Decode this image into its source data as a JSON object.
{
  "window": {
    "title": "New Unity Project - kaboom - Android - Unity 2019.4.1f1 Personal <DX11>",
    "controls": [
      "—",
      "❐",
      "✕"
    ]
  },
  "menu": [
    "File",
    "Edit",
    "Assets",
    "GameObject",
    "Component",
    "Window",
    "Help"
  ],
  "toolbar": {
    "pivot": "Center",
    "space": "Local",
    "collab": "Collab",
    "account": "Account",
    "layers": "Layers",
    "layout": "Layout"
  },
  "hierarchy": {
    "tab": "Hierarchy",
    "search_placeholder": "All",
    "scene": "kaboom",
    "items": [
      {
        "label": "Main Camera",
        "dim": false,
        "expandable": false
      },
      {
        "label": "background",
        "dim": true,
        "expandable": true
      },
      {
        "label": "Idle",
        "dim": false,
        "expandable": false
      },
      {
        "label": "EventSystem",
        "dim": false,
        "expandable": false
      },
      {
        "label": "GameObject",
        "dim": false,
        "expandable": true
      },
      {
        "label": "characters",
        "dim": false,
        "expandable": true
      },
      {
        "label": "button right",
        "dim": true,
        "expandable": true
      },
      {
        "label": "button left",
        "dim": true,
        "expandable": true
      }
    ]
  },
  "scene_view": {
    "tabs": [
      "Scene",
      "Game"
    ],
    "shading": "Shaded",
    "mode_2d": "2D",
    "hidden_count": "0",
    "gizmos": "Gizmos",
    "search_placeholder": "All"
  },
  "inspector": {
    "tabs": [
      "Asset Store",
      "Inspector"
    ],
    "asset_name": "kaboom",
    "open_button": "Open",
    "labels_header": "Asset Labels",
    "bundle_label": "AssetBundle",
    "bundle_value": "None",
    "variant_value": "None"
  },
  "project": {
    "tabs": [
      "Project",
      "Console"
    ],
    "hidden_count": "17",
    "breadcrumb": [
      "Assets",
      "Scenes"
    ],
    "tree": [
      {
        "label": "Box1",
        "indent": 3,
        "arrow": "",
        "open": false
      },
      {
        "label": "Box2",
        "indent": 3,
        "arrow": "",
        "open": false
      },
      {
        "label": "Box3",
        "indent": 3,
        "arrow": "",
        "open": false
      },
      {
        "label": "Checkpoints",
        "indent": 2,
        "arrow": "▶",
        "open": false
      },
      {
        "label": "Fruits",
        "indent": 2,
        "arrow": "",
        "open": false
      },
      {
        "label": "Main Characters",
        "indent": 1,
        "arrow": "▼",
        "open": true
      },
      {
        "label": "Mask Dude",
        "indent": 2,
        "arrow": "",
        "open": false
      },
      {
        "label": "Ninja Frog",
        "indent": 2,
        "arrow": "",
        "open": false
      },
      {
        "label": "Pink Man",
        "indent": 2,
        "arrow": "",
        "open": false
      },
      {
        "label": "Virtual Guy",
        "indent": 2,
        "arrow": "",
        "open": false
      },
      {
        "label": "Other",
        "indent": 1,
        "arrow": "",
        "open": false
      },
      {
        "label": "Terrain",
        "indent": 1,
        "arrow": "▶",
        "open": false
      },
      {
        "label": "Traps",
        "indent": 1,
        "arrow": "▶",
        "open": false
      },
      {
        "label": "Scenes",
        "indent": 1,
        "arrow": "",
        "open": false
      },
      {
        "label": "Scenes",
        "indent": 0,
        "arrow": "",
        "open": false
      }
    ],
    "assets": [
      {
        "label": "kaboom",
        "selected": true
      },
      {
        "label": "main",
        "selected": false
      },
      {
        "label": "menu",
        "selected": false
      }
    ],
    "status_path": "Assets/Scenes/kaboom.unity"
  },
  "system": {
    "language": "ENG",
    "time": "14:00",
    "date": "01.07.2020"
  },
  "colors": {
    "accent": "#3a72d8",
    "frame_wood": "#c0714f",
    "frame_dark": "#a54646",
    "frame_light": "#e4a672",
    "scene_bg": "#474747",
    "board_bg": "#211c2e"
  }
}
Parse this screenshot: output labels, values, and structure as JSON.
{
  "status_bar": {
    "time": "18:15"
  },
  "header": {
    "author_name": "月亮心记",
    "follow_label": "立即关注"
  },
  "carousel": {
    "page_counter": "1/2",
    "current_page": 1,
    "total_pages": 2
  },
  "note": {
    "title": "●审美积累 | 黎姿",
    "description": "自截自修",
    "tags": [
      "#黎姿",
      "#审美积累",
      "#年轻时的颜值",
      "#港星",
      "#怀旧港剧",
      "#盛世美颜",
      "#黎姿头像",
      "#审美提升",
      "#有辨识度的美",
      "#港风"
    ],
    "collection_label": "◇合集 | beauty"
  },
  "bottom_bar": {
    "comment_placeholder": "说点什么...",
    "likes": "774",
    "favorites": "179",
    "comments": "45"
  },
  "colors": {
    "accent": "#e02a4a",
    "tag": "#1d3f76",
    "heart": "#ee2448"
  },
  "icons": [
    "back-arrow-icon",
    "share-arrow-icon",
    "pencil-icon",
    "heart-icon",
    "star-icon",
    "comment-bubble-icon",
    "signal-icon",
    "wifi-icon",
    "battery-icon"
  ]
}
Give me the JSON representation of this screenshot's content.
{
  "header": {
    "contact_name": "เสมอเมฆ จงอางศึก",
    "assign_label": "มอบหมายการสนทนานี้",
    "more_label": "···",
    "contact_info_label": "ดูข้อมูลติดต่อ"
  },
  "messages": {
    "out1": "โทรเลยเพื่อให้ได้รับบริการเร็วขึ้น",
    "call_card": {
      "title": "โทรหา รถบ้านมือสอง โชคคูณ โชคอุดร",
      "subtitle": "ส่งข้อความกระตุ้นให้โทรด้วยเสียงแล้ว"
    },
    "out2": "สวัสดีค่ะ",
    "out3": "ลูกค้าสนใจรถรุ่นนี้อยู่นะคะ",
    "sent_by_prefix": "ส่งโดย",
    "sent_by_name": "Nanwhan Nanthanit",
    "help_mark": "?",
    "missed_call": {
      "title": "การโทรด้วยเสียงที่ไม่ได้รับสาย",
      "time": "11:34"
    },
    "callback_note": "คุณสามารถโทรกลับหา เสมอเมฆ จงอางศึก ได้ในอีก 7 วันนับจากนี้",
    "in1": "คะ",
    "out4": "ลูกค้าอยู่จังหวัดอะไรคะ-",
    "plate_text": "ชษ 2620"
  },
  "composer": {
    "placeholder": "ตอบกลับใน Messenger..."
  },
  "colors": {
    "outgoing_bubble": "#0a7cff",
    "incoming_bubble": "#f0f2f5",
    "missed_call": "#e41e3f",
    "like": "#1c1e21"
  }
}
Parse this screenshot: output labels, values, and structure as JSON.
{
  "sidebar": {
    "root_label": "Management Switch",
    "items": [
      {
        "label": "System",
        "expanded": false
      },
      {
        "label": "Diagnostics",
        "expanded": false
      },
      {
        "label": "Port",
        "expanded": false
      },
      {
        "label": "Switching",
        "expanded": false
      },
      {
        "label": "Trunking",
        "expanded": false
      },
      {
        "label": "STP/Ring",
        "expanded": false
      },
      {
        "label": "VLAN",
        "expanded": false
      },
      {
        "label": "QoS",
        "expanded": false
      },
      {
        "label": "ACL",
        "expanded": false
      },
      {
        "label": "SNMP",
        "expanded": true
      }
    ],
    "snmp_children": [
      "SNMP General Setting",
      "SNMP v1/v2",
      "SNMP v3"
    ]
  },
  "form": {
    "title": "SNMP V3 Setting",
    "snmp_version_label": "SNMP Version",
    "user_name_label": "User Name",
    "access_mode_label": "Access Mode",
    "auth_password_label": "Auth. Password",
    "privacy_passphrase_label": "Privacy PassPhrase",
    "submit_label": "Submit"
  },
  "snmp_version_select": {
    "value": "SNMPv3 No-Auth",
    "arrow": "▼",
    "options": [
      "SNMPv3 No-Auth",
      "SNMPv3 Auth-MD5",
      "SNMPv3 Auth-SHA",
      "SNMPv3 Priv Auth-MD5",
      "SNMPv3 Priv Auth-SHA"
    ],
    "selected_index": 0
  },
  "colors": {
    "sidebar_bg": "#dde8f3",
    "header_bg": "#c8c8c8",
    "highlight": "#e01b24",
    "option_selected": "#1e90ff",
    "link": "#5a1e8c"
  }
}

_____

Given instruction: Pick out each line that holds the string "วยเส".

Result:
      "subtitle": "ส่งข้อความกระตุ้นให้โทรด้วยเสียงแล้ว"
      "title": "การโทรด้วยเสียงที่ไม่ได้รับสาย",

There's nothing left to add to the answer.